* Your goal:
Output every line of the material exactly, omitting images.

**** Provided records

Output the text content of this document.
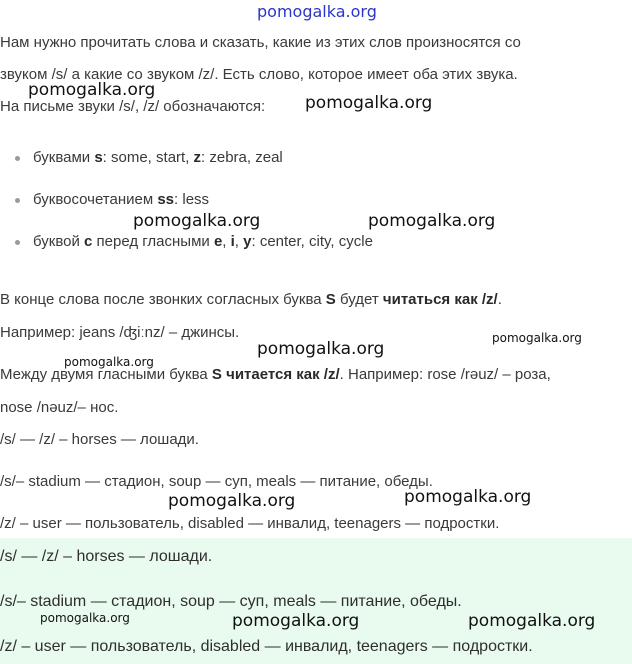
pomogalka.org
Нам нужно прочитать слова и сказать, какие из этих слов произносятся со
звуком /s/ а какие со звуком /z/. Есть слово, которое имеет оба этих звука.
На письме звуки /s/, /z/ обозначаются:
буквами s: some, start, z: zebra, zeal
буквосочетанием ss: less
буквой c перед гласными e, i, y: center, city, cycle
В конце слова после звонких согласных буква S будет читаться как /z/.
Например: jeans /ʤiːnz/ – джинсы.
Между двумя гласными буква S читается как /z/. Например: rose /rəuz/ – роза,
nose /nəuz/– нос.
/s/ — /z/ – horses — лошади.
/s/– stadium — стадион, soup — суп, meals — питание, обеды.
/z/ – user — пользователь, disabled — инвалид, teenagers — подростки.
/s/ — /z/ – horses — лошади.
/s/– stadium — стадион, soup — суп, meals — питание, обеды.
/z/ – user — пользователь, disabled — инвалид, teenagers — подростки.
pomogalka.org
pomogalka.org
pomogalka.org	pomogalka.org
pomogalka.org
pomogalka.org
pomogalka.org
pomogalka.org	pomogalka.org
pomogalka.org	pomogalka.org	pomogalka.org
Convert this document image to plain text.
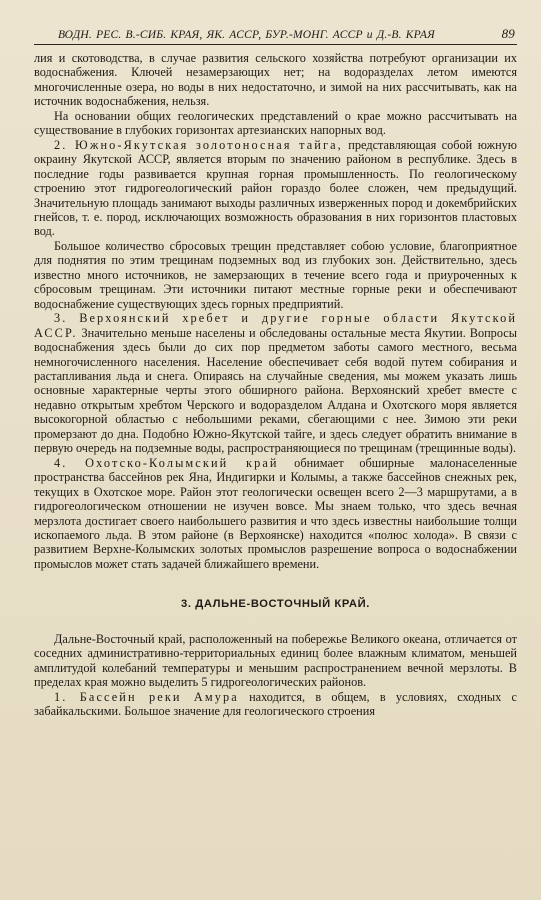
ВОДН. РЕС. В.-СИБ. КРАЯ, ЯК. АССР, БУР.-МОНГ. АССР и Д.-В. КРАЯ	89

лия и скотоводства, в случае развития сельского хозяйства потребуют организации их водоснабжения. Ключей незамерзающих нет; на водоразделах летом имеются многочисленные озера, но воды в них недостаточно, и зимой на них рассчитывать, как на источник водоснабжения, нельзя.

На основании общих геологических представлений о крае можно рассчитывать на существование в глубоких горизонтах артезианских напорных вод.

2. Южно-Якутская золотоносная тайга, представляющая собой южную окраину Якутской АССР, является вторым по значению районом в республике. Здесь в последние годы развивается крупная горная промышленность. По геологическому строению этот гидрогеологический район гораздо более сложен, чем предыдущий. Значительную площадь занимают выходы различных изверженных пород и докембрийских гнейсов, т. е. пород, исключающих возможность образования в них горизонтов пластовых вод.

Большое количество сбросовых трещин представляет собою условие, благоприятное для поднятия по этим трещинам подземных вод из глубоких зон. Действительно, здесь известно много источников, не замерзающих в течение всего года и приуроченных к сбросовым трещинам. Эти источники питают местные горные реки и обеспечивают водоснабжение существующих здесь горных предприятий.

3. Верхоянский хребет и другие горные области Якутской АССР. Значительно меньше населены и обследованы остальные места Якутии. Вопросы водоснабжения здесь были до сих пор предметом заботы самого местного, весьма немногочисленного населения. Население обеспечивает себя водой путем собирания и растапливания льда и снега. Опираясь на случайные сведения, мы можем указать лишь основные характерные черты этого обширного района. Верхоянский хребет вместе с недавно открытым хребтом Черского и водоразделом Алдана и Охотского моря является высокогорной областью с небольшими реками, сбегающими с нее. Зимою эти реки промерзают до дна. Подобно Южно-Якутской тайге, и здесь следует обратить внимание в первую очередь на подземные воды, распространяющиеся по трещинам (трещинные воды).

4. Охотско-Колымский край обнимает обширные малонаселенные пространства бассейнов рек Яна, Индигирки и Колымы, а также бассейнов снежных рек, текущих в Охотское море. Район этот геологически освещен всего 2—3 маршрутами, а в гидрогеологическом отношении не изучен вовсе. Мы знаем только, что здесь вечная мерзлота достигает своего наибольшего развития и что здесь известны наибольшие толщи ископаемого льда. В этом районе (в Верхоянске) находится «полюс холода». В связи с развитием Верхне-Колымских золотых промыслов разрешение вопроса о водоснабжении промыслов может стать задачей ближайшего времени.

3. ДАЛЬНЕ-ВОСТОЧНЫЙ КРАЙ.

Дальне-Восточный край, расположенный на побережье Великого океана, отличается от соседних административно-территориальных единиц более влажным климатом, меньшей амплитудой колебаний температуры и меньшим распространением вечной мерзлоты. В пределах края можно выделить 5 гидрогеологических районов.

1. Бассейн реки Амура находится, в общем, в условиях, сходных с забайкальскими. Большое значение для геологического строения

********

* Right answer:
Output the text content of this document.
pomogalka.org
Нам нужно прочитать слова и сказать, какие из этих слов произносятся со
звуком /s/ а какие со звуком /z/. Есть слово, которое имеет оба этих звука.
На письме звуки /s/, /z/ обозначаются:
буквами s: some, start, z: zebra, zeal
буквосочетанием ss: less
буквой c перед гласными e, i, y: center, city, cycle
В конце слова после звонких согласных буква S будет читаться как /z/.
Например: jeans /ʤiːnz/ – джинсы.
Между двумя гласными буква S читается как /z/. Например: rose /rəuz/ – роза,
nose /nəuz/– нос.
/s/ — /z/ – horses — лошади.
/s/– stadium — стадион, soup — суп, meals — питание, обеды.
/z/ – user — пользователь, disabled — инвалид, teenagers — подростки.
/s/ — /z/ – horses — лошади.
/s/– stadium — стадион, soup — суп, meals — питание, обеды.
/z/ – user — пользователь, disabled — инвалид, teenagers — подростки.
pomogalka.org
pomogalka.org
pomogalka.org	pomogalka.org
pomogalka.org
pomogalka.org
pomogalka.org
pomogalka.org	pomogalka.org
pomogalka.org	pomogalka.org	pomogalka.org
Convert this document image to plain text.
ВОДН. РЕС. В.-СИБ. КРАЯ, ЯК. АССР, БУР.-МОНГ. АССР и Д.-В. КРАЯ	89

лия и скотоводства, в случае развития сельского хозяйства потребуют организации их водоснабжения. Ключей незамерзающих нет; на водоразделах летом имеются многочисленные озера, но воды в них недостаточно, и зимой на них рассчитывать, как на источник водоснабжения, нельзя.

На основании общих геологических представлений о крае можно рассчитывать на существование в глубоких горизонтах артезианских напорных вод.

2. Южно-Якутская золотоносная тайга, представляющая собой южную окраину Якутской АССР, является вторым по значению районом в республике. Здесь в последние годы развивается крупная горная промышленность. По геологическому строению этот гидрогеологический район гораздо более сложен, чем предыдущий. Значительную площадь занимают выходы различных изверженных пород и докембрийских гнейсов, т. е. пород, исключающих возможность образования в них горизонтов пластовых вод.

Большое количество сбросовых трещин представляет собою условие, благоприятное для поднятия по этим трещинам подземных вод из глубоких зон. Действительно, здесь известно много источников, не замерзающих в течение всего года и приуроченных к сбросовым трещинам. Эти источники питают местные горные реки и обеспечивают водоснабжение существующих здесь горных предприятий.

3. Верхоянский хребет и другие горные области Якутской АССР. Значительно меньше населены и обследованы остальные места Якутии. Вопросы водоснабжения здесь были до сих пор предметом заботы самого местного, весьма немногочисленного населения. Население обеспечивает себя водой путем собирания и растапливания льда и снега. Опираясь на случайные сведения, мы можем указать лишь основные характерные черты этого обширного района. Верхоянский хребет вместе с недавно открытым хребтом Черского и водоразделом Алдана и Охотского моря является высокогорной областью с небольшими реками, сбегающими с нее. Зимою эти реки промерзают до дна. Подобно Южно-Якутской тайге, и здесь следует обратить внимание в первую очередь на подземные воды, распространяющиеся по трещинам (трещинные воды).

4. Охотско-Колымский край обнимает обширные малонаселенные пространства бассейнов рек Яна, Индигирки и Колымы, а также бассейнов снежных рек, текущих в Охотское море. Район этот геологически освещен всего 2—3 маршрутами, а в гидрогеологическом отношении не изучен вовсе. Мы знаем только, что здесь вечная мерзлота достигает своего наибольшего развития и что здесь известны наибольшие толщи ископаемого льда. В этом районе (в Верхоянске) находится «полюс холода». В связи с развитием Верхне-Колымских золотых промыслов разрешение вопроса о водоснабжении промыслов может стать задачей ближайшего времени.

3. ДАЛЬНЕ-ВОСТОЧНЫЙ КРАЙ.

Дальне-Восточный край, расположенный на побережье Великого океана, отличается от соседних административно-территориальных единиц более влажным климатом, меньшей амплитудой колебаний температуры и меньшим распространением вечной мерзлоты. В пределах края можно выделить 5 гидрогеологических районов.

1. Бассейн реки Амура находится, в общем, в условиях, сходных с забайкальскими. Большое значение для геологического строения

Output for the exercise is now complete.